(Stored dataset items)
—————

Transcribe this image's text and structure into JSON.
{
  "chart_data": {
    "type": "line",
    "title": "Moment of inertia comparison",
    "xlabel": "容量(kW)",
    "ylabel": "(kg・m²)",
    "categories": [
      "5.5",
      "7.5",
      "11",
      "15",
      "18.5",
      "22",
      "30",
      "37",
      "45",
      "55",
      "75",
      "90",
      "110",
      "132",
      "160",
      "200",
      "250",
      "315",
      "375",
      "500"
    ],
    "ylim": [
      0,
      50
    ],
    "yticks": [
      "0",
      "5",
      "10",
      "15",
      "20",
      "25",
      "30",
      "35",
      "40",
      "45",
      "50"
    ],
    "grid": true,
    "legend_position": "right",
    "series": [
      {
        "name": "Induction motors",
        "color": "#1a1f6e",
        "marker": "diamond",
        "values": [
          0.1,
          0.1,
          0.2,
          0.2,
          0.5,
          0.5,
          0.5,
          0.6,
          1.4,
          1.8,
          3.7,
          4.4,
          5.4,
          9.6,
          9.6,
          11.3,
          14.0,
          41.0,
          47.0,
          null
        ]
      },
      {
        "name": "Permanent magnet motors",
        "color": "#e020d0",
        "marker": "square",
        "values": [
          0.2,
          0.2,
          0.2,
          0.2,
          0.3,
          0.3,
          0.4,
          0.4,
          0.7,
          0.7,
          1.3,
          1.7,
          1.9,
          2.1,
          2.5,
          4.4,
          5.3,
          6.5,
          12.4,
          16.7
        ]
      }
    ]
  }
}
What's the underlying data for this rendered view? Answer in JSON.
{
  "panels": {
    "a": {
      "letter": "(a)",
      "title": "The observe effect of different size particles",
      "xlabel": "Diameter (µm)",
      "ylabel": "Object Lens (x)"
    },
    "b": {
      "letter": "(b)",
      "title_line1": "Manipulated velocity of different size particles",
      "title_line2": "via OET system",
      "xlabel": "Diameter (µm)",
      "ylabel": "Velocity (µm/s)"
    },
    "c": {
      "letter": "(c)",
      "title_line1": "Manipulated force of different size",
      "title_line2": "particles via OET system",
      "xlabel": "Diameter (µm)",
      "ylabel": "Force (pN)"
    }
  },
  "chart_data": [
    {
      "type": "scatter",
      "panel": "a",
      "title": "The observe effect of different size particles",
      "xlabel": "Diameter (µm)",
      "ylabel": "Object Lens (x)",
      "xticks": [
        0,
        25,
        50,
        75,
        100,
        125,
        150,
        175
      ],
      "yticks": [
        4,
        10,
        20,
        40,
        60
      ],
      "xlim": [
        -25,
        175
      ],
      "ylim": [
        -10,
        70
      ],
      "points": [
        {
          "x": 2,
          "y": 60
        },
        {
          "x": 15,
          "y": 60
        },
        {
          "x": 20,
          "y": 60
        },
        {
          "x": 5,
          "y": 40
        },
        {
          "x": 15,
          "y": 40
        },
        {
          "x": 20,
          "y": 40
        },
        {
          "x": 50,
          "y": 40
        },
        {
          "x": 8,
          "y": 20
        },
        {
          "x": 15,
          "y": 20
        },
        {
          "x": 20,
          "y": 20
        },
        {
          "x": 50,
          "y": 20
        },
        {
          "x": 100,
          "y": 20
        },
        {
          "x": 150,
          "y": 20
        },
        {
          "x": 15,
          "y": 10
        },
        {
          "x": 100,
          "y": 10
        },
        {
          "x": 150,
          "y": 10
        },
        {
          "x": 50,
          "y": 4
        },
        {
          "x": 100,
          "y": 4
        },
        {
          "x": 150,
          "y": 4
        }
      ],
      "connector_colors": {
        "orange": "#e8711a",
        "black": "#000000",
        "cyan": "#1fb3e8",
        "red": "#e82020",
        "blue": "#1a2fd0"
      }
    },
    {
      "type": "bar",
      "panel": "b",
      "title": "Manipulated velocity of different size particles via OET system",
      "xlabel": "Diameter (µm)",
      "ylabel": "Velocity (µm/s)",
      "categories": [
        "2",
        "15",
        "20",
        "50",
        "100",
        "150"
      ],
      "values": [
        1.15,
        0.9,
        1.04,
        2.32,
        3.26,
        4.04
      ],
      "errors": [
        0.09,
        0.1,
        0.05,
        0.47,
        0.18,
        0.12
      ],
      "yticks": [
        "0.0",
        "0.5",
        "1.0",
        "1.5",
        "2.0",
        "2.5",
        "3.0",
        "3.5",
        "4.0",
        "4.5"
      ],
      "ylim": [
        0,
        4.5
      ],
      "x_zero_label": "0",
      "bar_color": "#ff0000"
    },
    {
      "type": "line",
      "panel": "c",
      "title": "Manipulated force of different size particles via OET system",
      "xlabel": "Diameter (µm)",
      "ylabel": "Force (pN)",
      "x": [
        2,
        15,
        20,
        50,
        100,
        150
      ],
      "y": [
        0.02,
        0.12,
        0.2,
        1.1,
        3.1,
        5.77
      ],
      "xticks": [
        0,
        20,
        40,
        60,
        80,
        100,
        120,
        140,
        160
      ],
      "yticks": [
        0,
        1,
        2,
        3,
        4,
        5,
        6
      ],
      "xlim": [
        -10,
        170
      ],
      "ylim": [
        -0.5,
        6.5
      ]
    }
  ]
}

—————

**Written request:** Copy each line of the preceding data that contains the string "this".

**Task result:**
Transcribe this image's text and structure into JSON.
What's the underlying data for this rendered view? Answer in JSON.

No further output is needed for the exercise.